# TV solution in rural Andalucia



## Nonnamags (Jan 10, 2013)

Hi everyone, since the great satellite turn off, there has been much ado about android boxes for Internet TV. Now then, I live in the middle of nowhere, no chance of a landline, we have vodafone unstable wifi modem with a 10gb monthly allowance. As a teacher and OU student I have on occasions have to purchase extra gb as the monthly allowance is not enough. It appears the android box may be a dilution but I'm doubtful given the above information......any deas please anyone?


----------



## thrax (Nov 13, 2008)

Have you considered satellite internet?


----------



## Alcalaina (Aug 6, 2010)

An android box is only as good as your internet connection speed. You need at least 3mb to stream TV programmes.


----------



## Lynn R (Feb 21, 2014)

Alcalaina said:


> An android box is only as good as your internet connection speed. You need at least 3mb to stream TV programmes.


And watch out for fair usage limits which, once the daily limit is exceeded, throttle your speeds down to a level which renders watching TV impossible, with or without an android box.


----------



## Pazcat (Mar 24, 2010)

A 10GB monthly allowance won't cut the mustard I'm afraid and an android box won't change that unfortunately. 
The only real option you have is finding an internet provider either satellite or wimax who provide unlimited allowance.


----------



## Aron (Apr 30, 2013)

_Data records:_
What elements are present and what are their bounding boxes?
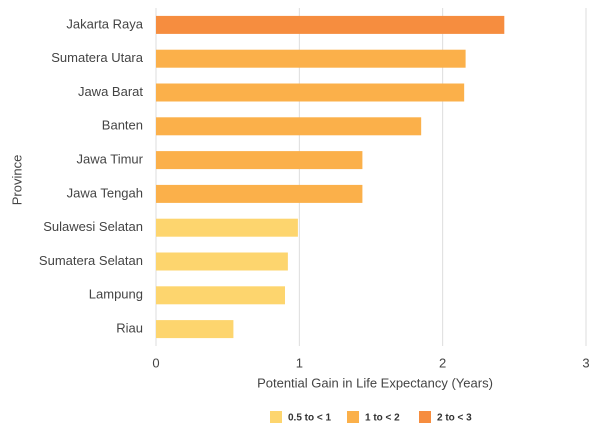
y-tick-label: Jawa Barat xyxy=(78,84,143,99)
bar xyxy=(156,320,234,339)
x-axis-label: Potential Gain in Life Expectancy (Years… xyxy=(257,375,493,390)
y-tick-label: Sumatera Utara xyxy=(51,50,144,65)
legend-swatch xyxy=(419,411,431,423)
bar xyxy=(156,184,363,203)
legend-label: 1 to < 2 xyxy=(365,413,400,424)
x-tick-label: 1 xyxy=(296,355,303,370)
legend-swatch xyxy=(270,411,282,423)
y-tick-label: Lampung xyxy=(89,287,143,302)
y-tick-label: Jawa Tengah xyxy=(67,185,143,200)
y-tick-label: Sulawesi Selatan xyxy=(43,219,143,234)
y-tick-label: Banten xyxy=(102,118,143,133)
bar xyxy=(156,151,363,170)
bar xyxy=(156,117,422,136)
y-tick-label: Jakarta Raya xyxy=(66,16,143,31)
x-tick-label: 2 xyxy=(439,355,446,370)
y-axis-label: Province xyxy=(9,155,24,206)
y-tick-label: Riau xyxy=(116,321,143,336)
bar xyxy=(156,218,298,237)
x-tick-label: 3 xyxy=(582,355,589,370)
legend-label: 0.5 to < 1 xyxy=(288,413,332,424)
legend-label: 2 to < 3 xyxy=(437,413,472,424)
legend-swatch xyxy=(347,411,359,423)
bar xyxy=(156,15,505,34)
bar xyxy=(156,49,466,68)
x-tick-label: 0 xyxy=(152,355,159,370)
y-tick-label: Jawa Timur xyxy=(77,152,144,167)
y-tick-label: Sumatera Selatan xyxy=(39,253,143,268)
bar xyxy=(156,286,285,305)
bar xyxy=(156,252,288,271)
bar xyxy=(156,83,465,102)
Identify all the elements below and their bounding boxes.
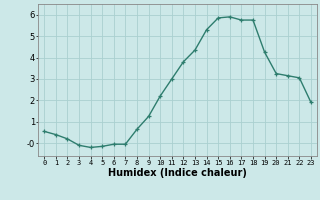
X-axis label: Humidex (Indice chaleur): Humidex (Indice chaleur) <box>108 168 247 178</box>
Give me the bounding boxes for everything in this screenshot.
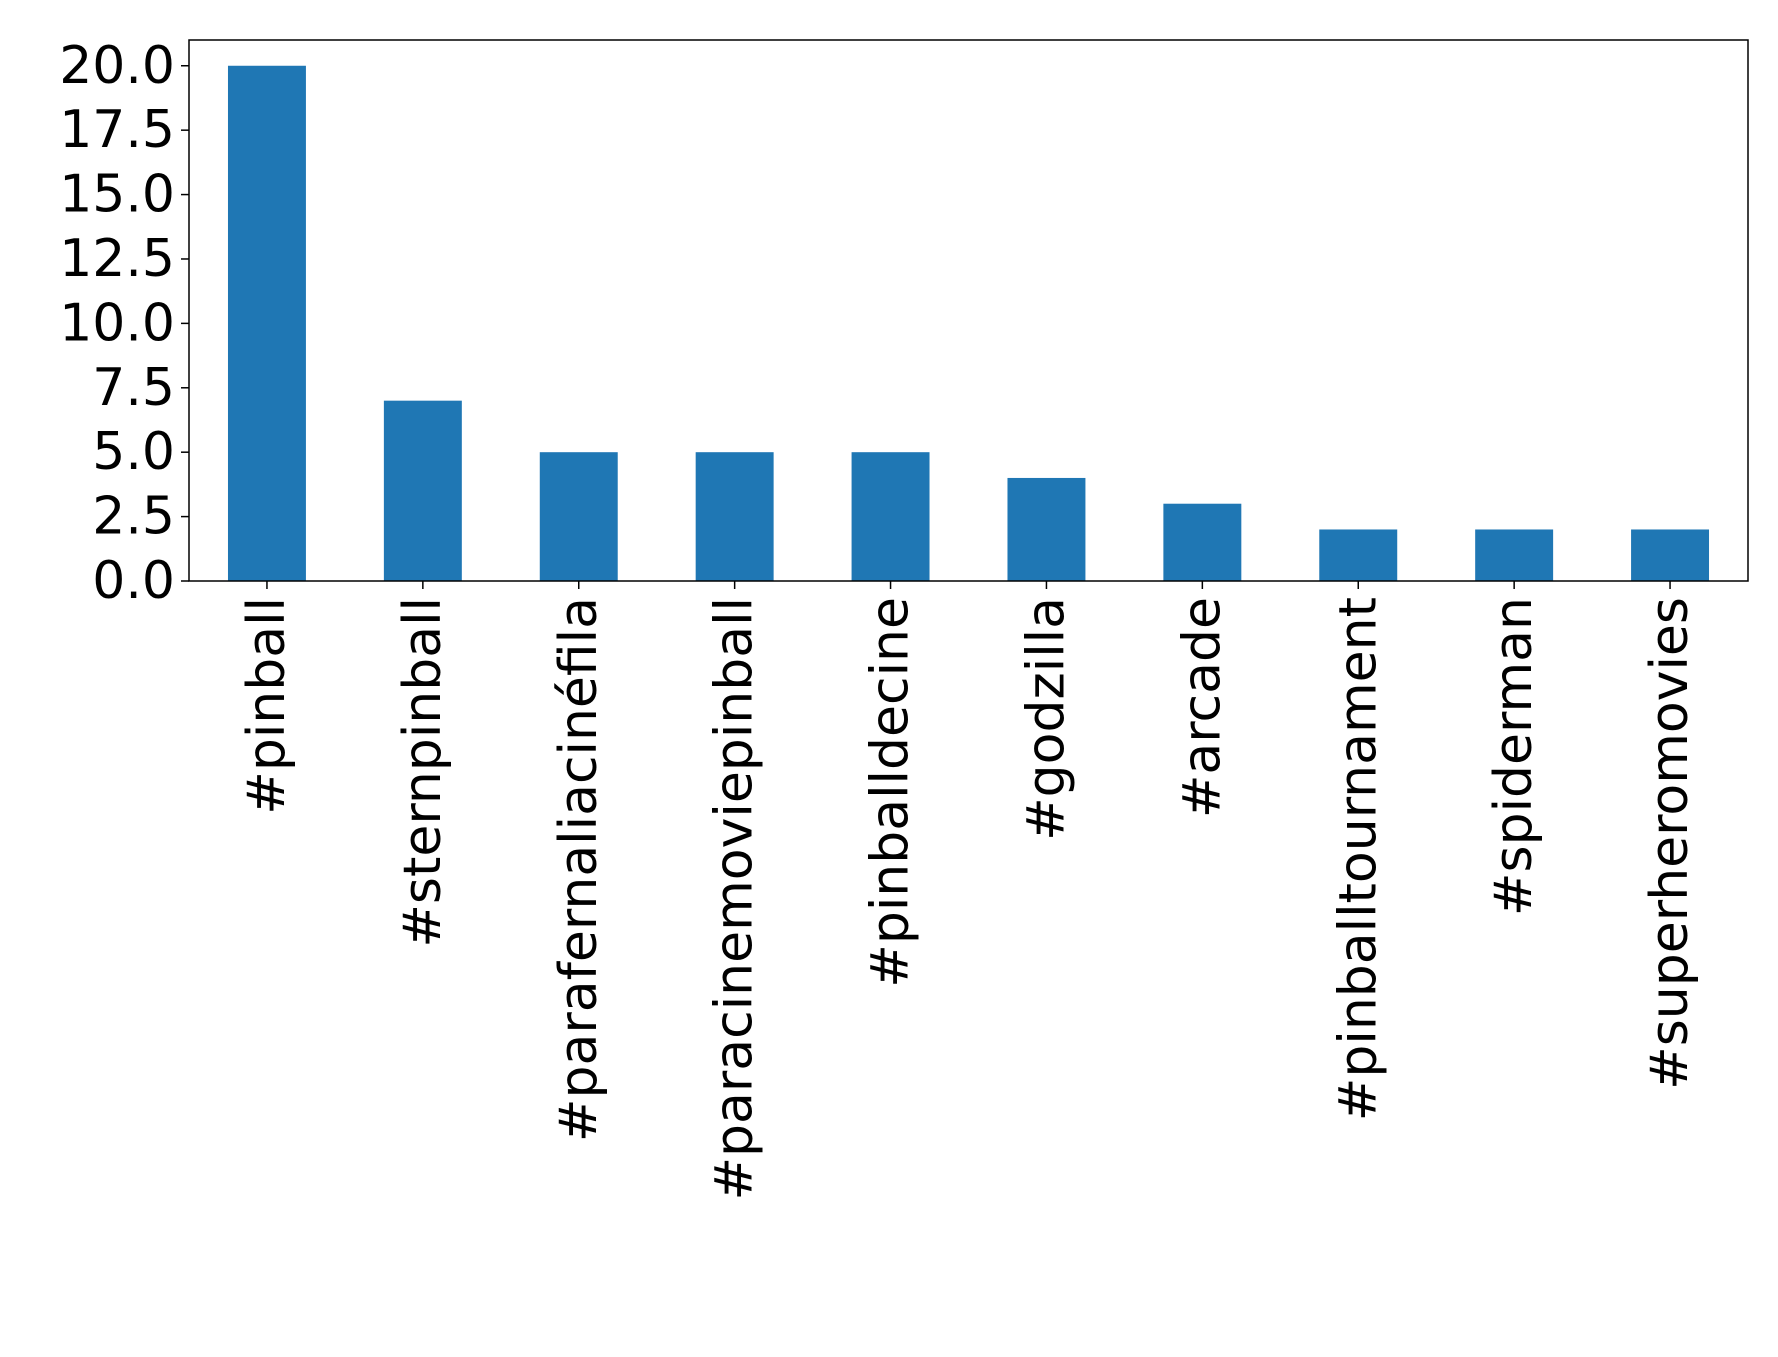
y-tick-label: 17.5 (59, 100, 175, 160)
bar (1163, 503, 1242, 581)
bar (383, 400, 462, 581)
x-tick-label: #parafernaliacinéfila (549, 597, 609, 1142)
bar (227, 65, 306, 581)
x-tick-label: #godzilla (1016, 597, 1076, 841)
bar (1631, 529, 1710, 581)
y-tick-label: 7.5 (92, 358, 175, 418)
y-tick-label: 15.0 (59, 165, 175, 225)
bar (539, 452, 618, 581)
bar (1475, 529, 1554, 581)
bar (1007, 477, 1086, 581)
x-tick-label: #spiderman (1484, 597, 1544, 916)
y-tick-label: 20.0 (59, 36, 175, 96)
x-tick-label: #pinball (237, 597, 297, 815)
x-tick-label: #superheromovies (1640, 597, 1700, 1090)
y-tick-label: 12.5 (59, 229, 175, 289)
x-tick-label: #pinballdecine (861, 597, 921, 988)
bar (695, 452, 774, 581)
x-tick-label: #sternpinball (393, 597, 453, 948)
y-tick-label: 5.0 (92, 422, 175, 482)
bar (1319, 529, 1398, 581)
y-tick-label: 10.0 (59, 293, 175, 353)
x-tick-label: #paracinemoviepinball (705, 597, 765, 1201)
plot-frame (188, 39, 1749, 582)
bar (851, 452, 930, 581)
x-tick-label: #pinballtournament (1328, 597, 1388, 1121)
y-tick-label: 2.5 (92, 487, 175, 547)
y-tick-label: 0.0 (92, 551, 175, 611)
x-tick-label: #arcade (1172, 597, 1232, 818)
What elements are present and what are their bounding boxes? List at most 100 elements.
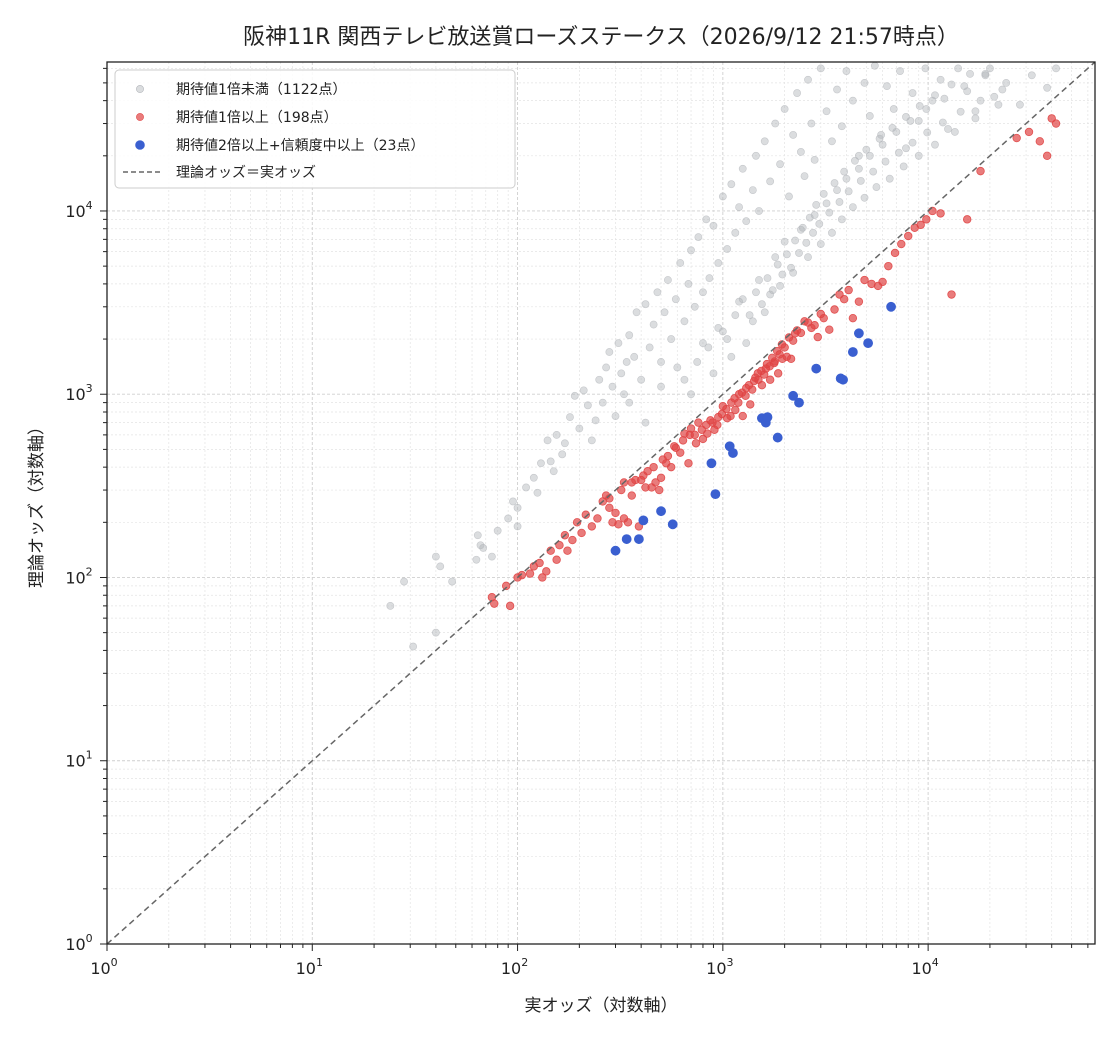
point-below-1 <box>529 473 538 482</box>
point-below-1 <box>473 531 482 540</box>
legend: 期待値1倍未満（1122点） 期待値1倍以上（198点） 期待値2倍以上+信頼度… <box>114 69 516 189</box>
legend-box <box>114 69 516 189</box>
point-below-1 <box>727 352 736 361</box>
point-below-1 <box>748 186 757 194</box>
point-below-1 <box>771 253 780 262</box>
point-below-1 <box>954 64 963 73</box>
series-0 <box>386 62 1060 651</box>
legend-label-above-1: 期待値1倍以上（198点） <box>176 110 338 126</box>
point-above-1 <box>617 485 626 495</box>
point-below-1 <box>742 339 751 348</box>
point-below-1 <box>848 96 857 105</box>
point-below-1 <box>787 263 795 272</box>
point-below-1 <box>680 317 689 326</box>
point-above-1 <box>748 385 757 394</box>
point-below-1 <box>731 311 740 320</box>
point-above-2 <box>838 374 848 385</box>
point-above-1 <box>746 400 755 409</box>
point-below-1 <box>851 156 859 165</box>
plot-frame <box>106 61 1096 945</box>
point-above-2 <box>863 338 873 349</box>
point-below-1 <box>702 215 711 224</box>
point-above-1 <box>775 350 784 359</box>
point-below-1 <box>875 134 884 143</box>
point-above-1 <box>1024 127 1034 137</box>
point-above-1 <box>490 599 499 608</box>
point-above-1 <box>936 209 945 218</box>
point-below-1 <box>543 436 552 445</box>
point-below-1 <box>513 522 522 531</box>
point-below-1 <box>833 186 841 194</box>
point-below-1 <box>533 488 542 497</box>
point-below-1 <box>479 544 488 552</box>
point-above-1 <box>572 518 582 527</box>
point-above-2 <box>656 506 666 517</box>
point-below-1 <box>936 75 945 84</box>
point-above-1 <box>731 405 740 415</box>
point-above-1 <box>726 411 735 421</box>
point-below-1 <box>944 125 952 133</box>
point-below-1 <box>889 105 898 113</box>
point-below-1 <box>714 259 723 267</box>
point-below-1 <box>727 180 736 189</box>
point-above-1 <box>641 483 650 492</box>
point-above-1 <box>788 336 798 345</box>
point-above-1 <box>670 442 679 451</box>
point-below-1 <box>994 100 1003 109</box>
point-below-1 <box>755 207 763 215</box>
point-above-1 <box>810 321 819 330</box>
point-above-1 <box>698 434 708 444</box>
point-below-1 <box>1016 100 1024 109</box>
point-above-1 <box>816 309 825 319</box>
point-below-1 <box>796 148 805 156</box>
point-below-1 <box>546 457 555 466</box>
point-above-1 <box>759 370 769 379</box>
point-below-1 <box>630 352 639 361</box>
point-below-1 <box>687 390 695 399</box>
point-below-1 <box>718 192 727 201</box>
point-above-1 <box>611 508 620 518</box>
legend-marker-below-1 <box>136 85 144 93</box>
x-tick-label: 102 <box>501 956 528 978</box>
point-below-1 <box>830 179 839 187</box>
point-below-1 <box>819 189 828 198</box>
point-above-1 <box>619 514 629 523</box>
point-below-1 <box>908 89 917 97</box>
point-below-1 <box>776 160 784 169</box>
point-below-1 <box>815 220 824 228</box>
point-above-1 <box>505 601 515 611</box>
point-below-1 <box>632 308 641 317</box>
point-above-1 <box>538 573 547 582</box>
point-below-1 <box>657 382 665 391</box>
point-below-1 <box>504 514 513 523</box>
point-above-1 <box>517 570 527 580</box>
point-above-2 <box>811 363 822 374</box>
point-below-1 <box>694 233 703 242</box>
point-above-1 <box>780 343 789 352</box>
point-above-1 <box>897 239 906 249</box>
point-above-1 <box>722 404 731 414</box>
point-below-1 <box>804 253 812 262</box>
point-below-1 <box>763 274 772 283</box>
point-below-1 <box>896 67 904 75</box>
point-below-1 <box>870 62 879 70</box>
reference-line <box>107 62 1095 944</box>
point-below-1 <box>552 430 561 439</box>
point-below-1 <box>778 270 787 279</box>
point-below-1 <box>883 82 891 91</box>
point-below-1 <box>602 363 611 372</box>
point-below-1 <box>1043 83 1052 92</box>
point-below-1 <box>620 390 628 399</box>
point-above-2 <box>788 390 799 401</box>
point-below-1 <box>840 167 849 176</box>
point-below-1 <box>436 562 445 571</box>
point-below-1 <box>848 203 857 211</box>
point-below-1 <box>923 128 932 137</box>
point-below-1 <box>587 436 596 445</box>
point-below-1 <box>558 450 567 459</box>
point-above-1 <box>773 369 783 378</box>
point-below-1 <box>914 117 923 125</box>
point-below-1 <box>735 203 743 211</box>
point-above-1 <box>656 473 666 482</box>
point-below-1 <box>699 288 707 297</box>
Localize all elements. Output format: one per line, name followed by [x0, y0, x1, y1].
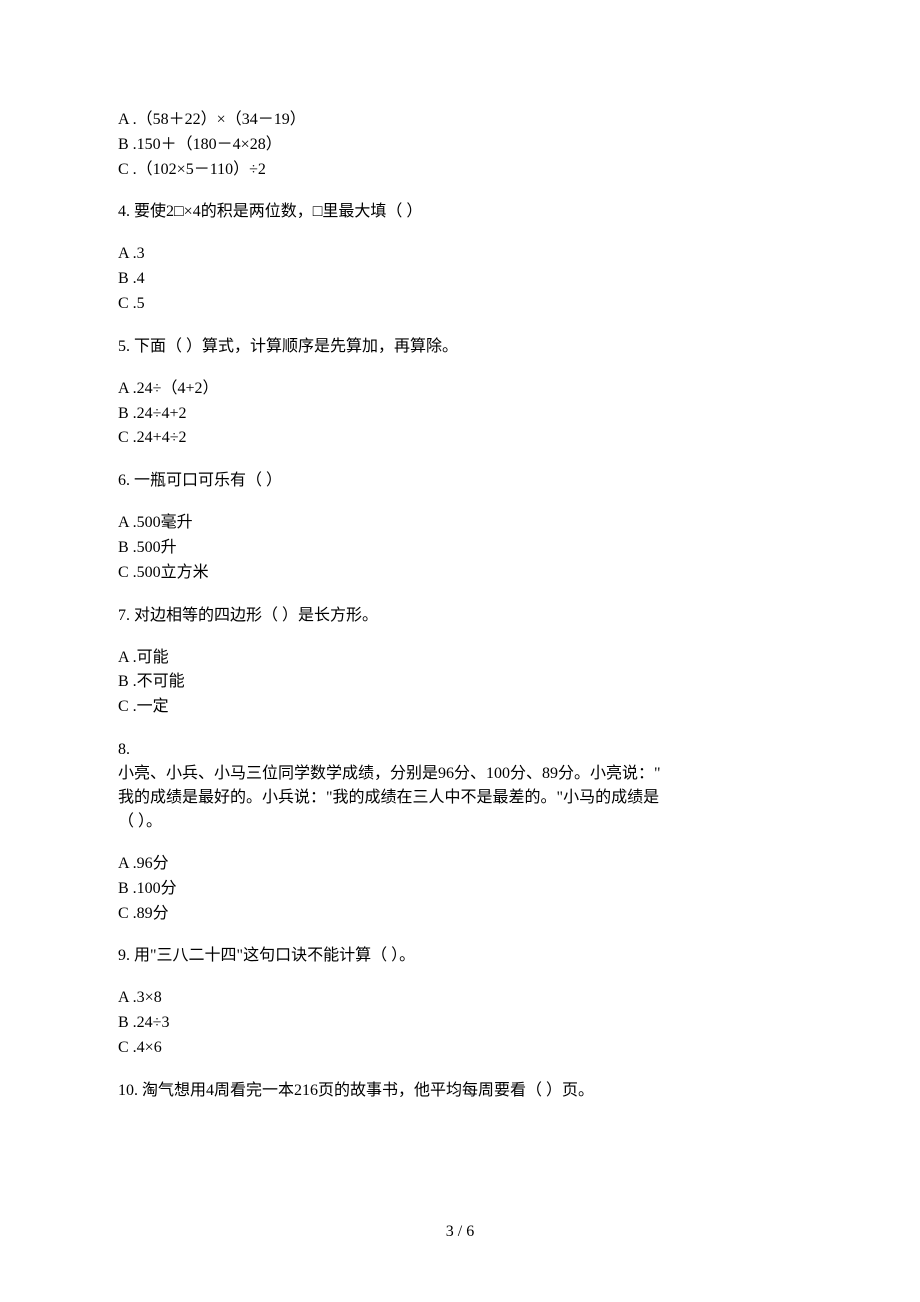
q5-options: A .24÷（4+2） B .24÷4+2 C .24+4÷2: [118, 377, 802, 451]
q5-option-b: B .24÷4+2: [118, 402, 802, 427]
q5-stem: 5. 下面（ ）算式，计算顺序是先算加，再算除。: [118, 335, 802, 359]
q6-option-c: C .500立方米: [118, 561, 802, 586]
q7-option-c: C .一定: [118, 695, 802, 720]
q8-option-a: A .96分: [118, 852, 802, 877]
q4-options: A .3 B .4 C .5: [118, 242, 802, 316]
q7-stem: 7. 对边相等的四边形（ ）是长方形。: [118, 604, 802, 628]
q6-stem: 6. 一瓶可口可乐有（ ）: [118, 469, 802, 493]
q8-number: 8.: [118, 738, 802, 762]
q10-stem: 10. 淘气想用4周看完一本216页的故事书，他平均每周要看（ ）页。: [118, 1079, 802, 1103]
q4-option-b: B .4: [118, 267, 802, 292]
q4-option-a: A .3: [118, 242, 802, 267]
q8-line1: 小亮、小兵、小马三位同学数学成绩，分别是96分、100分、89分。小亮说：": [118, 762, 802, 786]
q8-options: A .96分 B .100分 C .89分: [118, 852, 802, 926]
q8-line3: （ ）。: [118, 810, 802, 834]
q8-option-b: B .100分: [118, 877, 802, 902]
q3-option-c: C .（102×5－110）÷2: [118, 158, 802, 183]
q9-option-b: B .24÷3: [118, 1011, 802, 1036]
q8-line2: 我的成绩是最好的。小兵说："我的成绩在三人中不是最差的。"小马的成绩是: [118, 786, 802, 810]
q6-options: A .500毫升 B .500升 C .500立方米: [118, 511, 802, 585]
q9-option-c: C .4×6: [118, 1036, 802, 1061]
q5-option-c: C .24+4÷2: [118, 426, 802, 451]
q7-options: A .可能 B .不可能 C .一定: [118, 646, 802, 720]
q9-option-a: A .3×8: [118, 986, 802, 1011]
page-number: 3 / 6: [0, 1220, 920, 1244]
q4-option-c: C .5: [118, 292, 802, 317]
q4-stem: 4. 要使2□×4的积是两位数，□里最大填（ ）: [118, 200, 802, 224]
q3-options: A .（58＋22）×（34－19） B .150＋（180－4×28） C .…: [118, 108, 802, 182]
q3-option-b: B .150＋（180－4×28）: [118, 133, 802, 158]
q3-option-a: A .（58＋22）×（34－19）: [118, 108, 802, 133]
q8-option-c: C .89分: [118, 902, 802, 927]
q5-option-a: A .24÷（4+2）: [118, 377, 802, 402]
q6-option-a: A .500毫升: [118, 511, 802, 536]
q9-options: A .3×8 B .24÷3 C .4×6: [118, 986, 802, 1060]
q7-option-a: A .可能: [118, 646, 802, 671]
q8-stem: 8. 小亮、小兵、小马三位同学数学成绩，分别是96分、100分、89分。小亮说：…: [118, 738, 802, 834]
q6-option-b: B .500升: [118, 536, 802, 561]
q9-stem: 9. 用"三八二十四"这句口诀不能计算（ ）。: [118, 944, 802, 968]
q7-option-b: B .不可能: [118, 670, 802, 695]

_Exercise task:_
Transcribe the portion of the thread on TV in rural Andalucia starting at "A 10GB monthly allowance won't" and ending at "(Apr 30, 2013)". The records are from a different source than the thread.

_Correct answer:_
A 10GB monthly allowance won't cut the mustard I'm afraid and an android box won't change that unfortunately. 
The only real option you have is finding an internet provider either satellite or wimax who provide unlimited allowance.


----------



## Aron (Apr 30, 2013)